With the pictures omitted, write out the entries that follow exactly as they stand.

Records:
## BEGIN

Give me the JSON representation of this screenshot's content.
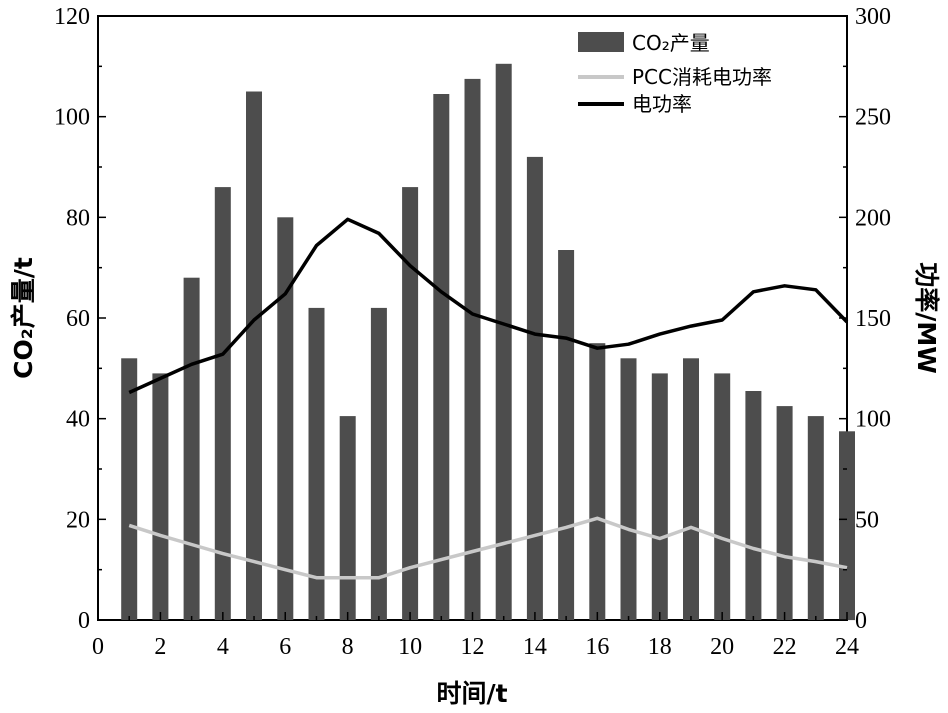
{
  "chart_data": {
    "type": "bar",
    "xlabel": "时间/t",
    "ylabel_left": "CO₂产量/t",
    "ylabel_right": "功率/MW",
    "xlim": [
      0,
      24
    ],
    "ylim_left": [
      0,
      120
    ],
    "ylim_right": [
      0,
      300
    ],
    "x_ticks": [
      0,
      2,
      4,
      6,
      8,
      10,
      12,
      14,
      16,
      18,
      20,
      22,
      24
    ],
    "y_ticks_left": [
      0,
      20,
      40,
      60,
      80,
      100,
      120
    ],
    "y_ticks_right": [
      0,
      50,
      100,
      150,
      200,
      250,
      300
    ],
    "grid": false,
    "legend_position": "top-right",
    "x": [
      1,
      2,
      3,
      4,
      5,
      6,
      7,
      8,
      9,
      10,
      11,
      12,
      13,
      14,
      15,
      16,
      17,
      18,
      19,
      20,
      21,
      22,
      23,
      24
    ],
    "series": [
      {
        "name": "CO₂产量",
        "kind": "bar",
        "axis": "left",
        "color": "#4d4d4d",
        "values": [
          52,
          49,
          68,
          86,
          105,
          80,
          62,
          40.5,
          62,
          86,
          104.5,
          107.5,
          110.5,
          92,
          73.5,
          55,
          52,
          49,
          52,
          49,
          45.5,
          42.5,
          40.5,
          37.5
        ]
      },
      {
        "name": "PCC消耗电功率",
        "kind": "line",
        "axis": "right",
        "color": "#c8c8c8",
        "values": [
          47,
          42,
          37.5,
          33,
          29,
          25,
          21,
          21,
          21,
          26,
          30,
          34,
          38,
          42,
          46,
          50.5,
          45,
          40.5,
          46,
          40.5,
          35.5,
          31.5,
          29,
          26
        ]
      },
      {
        "name": "电功率",
        "kind": "line",
        "axis": "right",
        "color": "#000000",
        "values": [
          113,
          120,
          127,
          132,
          149,
          162,
          186,
          199,
          192,
          176,
          163,
          152,
          147,
          142,
          140,
          135,
          137,
          142,
          146,
          149,
          163,
          166,
          164,
          148
        ]
      }
    ]
  }
}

## END

# EXPECTED ANSWER
Give me the JSON representation of this screenshot's content.
{
  "chart_data": {
    "type": "bar",
    "xlabel": "时间/t",
    "ylabel_left": "CO₂产量/t",
    "ylabel_right": "功率/MW",
    "xlim": [
      0,
      24
    ],
    "ylim_left": [
      0,
      120
    ],
    "ylim_right": [
      0,
      300
    ],
    "x_ticks": [
      0,
      2,
      4,
      6,
      8,
      10,
      12,
      14,
      16,
      18,
      20,
      22,
      24
    ],
    "y_ticks_left": [
      0,
      20,
      40,
      60,
      80,
      100,
      120
    ],
    "y_ticks_right": [
      0,
      50,
      100,
      150,
      200,
      250,
      300
    ],
    "grid": false,
    "legend_position": "top-right",
    "x": [
      1,
      2,
      3,
      4,
      5,
      6,
      7,
      8,
      9,
      10,
      11,
      12,
      13,
      14,
      15,
      16,
      17,
      18,
      19,
      20,
      21,
      22,
      23,
      24
    ],
    "series": [
      {
        "name": "CO₂产量",
        "kind": "bar",
        "axis": "left",
        "color": "#4d4d4d",
        "values": [
          52,
          49,
          68,
          86,
          105,
          80,
          62,
          40.5,
          62,
          86,
          104.5,
          107.5,
          110.5,
          92,
          73.5,
          55,
          52,
          49,
          52,
          49,
          45.5,
          42.5,
          40.5,
          37.5
        ]
      },
      {
        "name": "PCC消耗电功率",
        "kind": "line",
        "axis": "right",
        "color": "#c8c8c8",
        "values": [
          47,
          42,
          37.5,
          33,
          29,
          25,
          21,
          21,
          21,
          26,
          30,
          34,
          38,
          42,
          46,
          50.5,
          45,
          40.5,
          46,
          40.5,
          35.5,
          31.5,
          29,
          26
        ]
      },
      {
        "name": "电功率",
        "kind": "line",
        "axis": "right",
        "color": "#000000",
        "values": [
          113,
          120,
          127,
          132,
          149,
          162,
          186,
          199,
          192,
          176,
          163,
          152,
          147,
          142,
          140,
          135,
          137,
          142,
          146,
          149,
          163,
          166,
          164,
          148
        ]
      }
    ]
  }
}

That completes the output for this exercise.